-- SOURCE RECORDS start --

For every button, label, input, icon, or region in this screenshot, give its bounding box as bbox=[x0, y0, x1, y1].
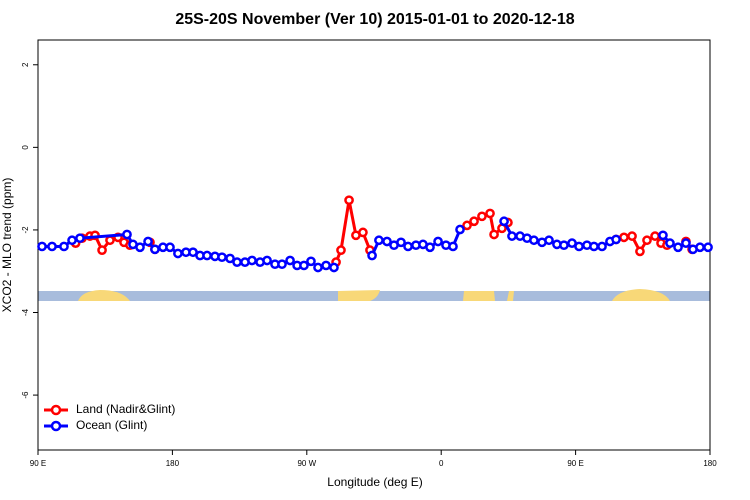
point bbox=[499, 216, 509, 227]
point bbox=[673, 242, 683, 253]
series-line bbox=[74, 199, 694, 263]
y-tick-label: 0 bbox=[21, 145, 30, 150]
x-tick-label: 90 W bbox=[297, 459, 316, 468]
point bbox=[627, 231, 637, 241]
point bbox=[299, 260, 309, 271]
legend-label: Land (Nadir&Glint) bbox=[76, 402, 175, 416]
point bbox=[650, 231, 660, 241]
point bbox=[448, 241, 458, 252]
point bbox=[329, 262, 339, 273]
point bbox=[635, 246, 645, 257]
point bbox=[336, 245, 346, 256]
point bbox=[321, 260, 331, 271]
x-tick-label: 180 bbox=[166, 459, 180, 468]
point bbox=[202, 250, 212, 261]
point bbox=[135, 242, 145, 253]
x-tick-label: 90 E bbox=[30, 459, 46, 468]
y-tick-label: -4 bbox=[21, 308, 30, 316]
point bbox=[489, 229, 499, 240]
point bbox=[403, 241, 413, 252]
point bbox=[37, 241, 47, 252]
land-shape bbox=[78, 290, 130, 301]
legend-marker bbox=[50, 404, 62, 416]
point bbox=[681, 238, 691, 248]
land-ocean-strip bbox=[38, 289, 710, 301]
legend-label: Ocean (Glint) bbox=[76, 418, 147, 432]
point bbox=[695, 242, 705, 253]
point bbox=[477, 211, 487, 222]
point bbox=[559, 240, 569, 251]
point bbox=[262, 255, 272, 266]
point bbox=[507, 231, 517, 241]
point bbox=[358, 227, 368, 238]
x-tick-label: 0 bbox=[439, 459, 444, 468]
y-axis-label: XCO2 - MLO trend (ppm) bbox=[0, 178, 14, 313]
point bbox=[122, 229, 132, 240]
point bbox=[277, 259, 287, 270]
point bbox=[150, 244, 160, 255]
point bbox=[485, 208, 495, 219]
y-tick-label: 2 bbox=[21, 62, 30, 67]
land-shape bbox=[612, 289, 670, 301]
point bbox=[97, 245, 107, 256]
point bbox=[665, 238, 675, 248]
point bbox=[67, 235, 77, 246]
land-shape bbox=[338, 290, 380, 301]
legend-marker bbox=[50, 420, 62, 432]
point bbox=[455, 224, 465, 235]
point bbox=[396, 237, 406, 248]
point bbox=[217, 252, 227, 263]
point bbox=[225, 253, 235, 264]
point bbox=[469, 216, 479, 227]
point bbox=[658, 230, 668, 241]
point bbox=[382, 236, 392, 247]
point bbox=[529, 235, 539, 246]
point bbox=[105, 235, 115, 246]
point bbox=[589, 241, 599, 252]
point bbox=[173, 248, 183, 259]
point bbox=[374, 235, 384, 246]
x-tick-label: 90 E bbox=[567, 459, 583, 468]
point bbox=[462, 220, 472, 231]
point bbox=[306, 256, 316, 267]
point bbox=[59, 241, 69, 252]
point bbox=[703, 242, 713, 253]
point bbox=[597, 241, 607, 252]
point bbox=[143, 236, 153, 247]
point bbox=[367, 250, 377, 261]
point bbox=[165, 242, 175, 253]
y-tick-label: -2 bbox=[21, 226, 30, 234]
y-tick-label: -6 bbox=[21, 391, 30, 399]
point bbox=[75, 233, 85, 244]
point bbox=[574, 241, 584, 252]
land-shape bbox=[463, 291, 495, 301]
point bbox=[285, 255, 295, 266]
point bbox=[232, 257, 242, 267]
point bbox=[544, 235, 554, 246]
point bbox=[433, 236, 443, 247]
x-tick-label: 180 bbox=[703, 459, 717, 468]
point bbox=[344, 195, 354, 206]
point bbox=[247, 255, 257, 266]
point bbox=[313, 262, 323, 273]
point bbox=[611, 234, 621, 245]
point bbox=[47, 241, 57, 252]
point bbox=[642, 235, 652, 246]
x-axis-label: Longitude (deg E) bbox=[327, 475, 422, 489]
land-shape bbox=[507, 291, 514, 301]
point bbox=[425, 242, 435, 253]
chart-title: 25S-20S November (Ver 10) 2015-01-01 to … bbox=[175, 11, 574, 28]
point bbox=[619, 232, 629, 243]
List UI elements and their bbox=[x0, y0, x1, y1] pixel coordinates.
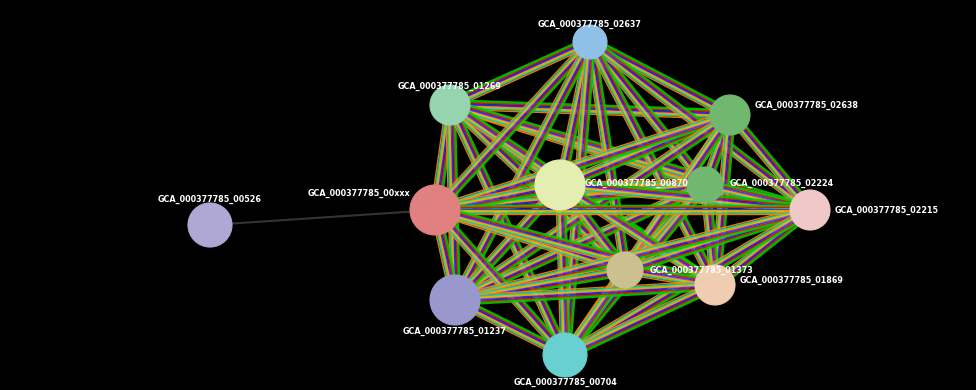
Text: GCA_000377785_02215: GCA_000377785_02215 bbox=[835, 206, 939, 214]
Text: GCA_000377785_00870: GCA_000377785_00870 bbox=[585, 179, 689, 188]
Circle shape bbox=[188, 203, 232, 247]
Circle shape bbox=[543, 333, 587, 377]
Text: GCA_000377785_02637: GCA_000377785_02637 bbox=[538, 20, 642, 29]
Text: GCA_000377785_01869: GCA_000377785_01869 bbox=[740, 275, 844, 285]
Circle shape bbox=[607, 252, 643, 288]
Circle shape bbox=[430, 85, 470, 125]
Circle shape bbox=[687, 167, 723, 203]
Circle shape bbox=[790, 190, 830, 230]
Text: GCA_000377785_00xxx: GCA_000377785_00xxx bbox=[307, 188, 410, 198]
Circle shape bbox=[695, 265, 735, 305]
Text: GCA_000377785_01269: GCA_000377785_01269 bbox=[398, 82, 502, 91]
Circle shape bbox=[430, 275, 480, 325]
Text: GCA_000377785_00526: GCA_000377785_00526 bbox=[158, 195, 262, 204]
Text: GCA_000377785_00704: GCA_000377785_00704 bbox=[513, 378, 617, 387]
Circle shape bbox=[573, 25, 607, 59]
Text: GCA_000377785_02224: GCA_000377785_02224 bbox=[730, 179, 834, 188]
Circle shape bbox=[535, 160, 585, 210]
Text: GCA_000377785_01373: GCA_000377785_01373 bbox=[650, 266, 753, 275]
Text: GCA_000377785_02638: GCA_000377785_02638 bbox=[755, 101, 859, 110]
Text: GCA_000377785_01237: GCA_000377785_01237 bbox=[403, 327, 507, 336]
Circle shape bbox=[410, 185, 460, 235]
Circle shape bbox=[710, 95, 750, 135]
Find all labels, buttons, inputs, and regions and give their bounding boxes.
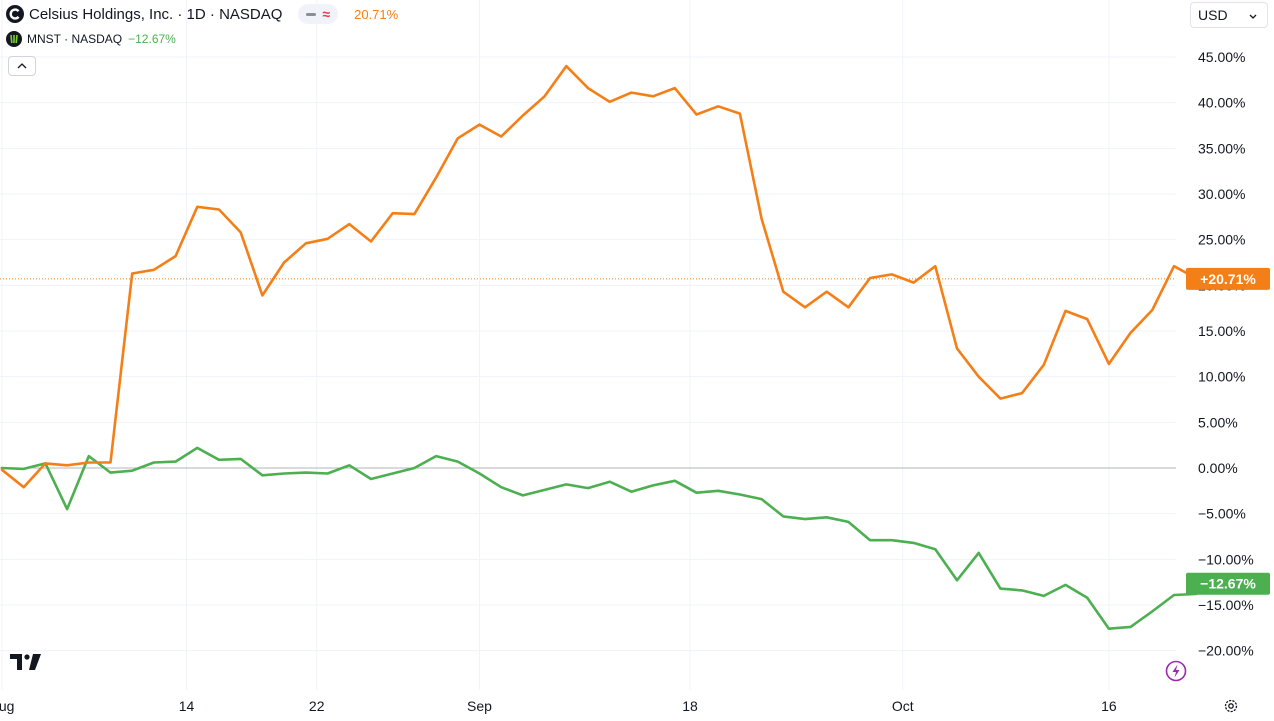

-- SOURCE RECORDS end --

PROBLEM DESCRIPTION:
List every line of the material above that contains the string "Text". Matches are case-sensitive.

FINAL ANSWER:
Text: GCA_000377785_02215: GCA_000377785_02215 bbox=[835, 206, 939, 214]
Text: GCA_000377785_00870: GCA_000377785_00870 bbox=[585, 179, 689, 188]
Text: GCA_000377785_02637: GCA_000377785_02637 bbox=[538, 20, 642, 29]
Text: GCA_000377785_01869: GCA_000377785_01869 bbox=[740, 275, 844, 285]
Text: GCA_000377785_00xxx: GCA_000377785_00xxx bbox=[307, 188, 410, 198]
Text: GCA_000377785_01269: GCA_000377785_01269 bbox=[398, 82, 502, 91]
Text: GCA_000377785_00526: GCA_000377785_00526 bbox=[158, 195, 262, 204]
Text: GCA_000377785_00704: GCA_000377785_00704 bbox=[513, 378, 617, 387]
Text: GCA_000377785_02224: GCA_000377785_02224 bbox=[730, 179, 834, 188]
Text: GCA_000377785_01373: GCA_000377785_01373 bbox=[650, 266, 753, 275]
Text: GCA_000377785_02638: GCA_000377785_02638 bbox=[755, 101, 859, 110]
Text: GCA_000377785_01237: GCA_000377785_01237 bbox=[403, 327, 507, 336]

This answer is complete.